Pictures stay out; everything else in the records below is copied exactly.
════
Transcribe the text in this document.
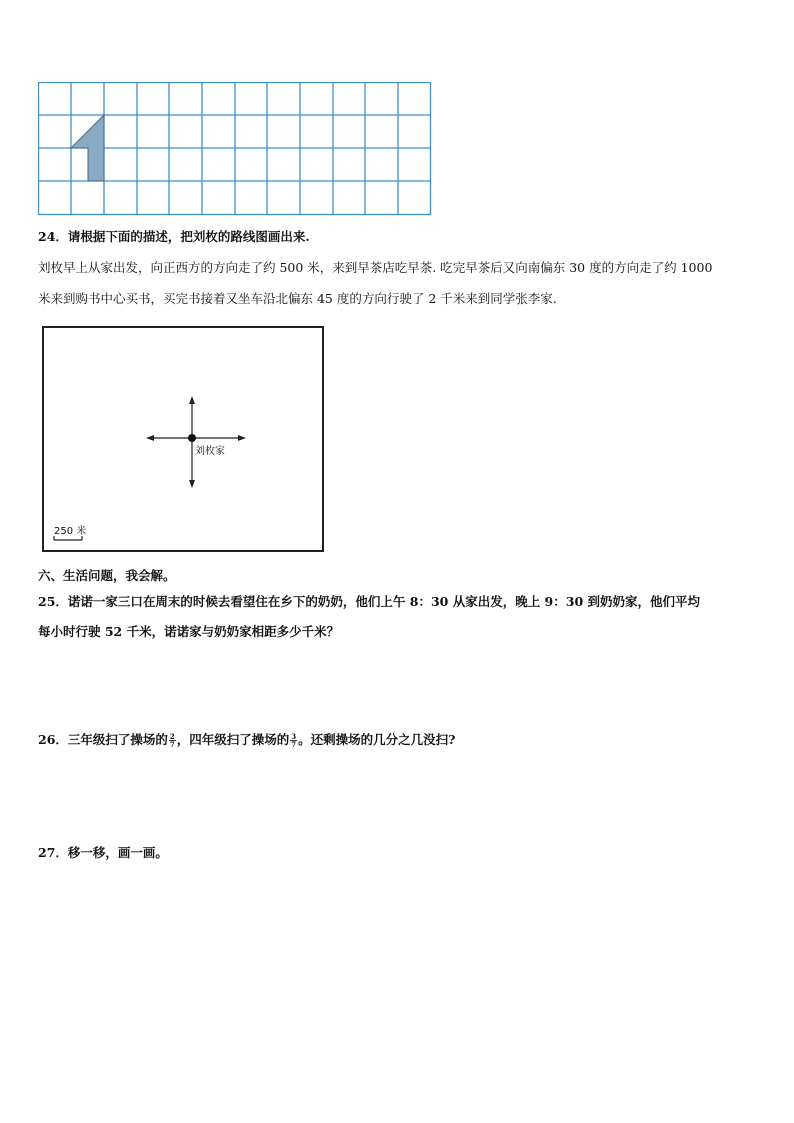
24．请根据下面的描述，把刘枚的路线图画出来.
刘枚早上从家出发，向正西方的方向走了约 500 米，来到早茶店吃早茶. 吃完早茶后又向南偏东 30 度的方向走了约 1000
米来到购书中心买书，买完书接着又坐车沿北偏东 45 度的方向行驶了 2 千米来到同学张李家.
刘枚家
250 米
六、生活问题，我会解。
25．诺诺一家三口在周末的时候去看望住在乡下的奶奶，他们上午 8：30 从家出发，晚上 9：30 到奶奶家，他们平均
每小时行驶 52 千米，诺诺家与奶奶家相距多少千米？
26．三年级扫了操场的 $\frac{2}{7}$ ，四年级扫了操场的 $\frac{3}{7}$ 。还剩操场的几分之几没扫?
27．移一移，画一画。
════
[SOLUTION TO THE PROBLEM]
Transcribe the text in this document.
24．请根据下面的描述，把刘枚的路线图画出来.
刘枚早上从家出发，向正西方的方向走了约 500 米，来到早茶店吃早茶. 吃完早茶后又向南偏东 30 度的方向走了约 1000
米来到购书中心买书，买完书接着又坐车沿北偏东 45 度的方向行驶了 2 千米来到同学张李家.
刘枚家
250 米
六、生活问题，我会解。
25．诺诺一家三口在周末的时候去看望住在乡下的奶奶，他们上午 8：30 从家出发，晚上 9：30 到奶奶家，他们平均
每小时行驶 52 千米，诺诺家与奶奶家相距多少千米？
26．三年级扫了操场的 $\frac{2}{7}$ ，四年级扫了操场的 $\frac{3}{7}$ 。还剩操场的几分之几没扫?
27．移一移，画一画。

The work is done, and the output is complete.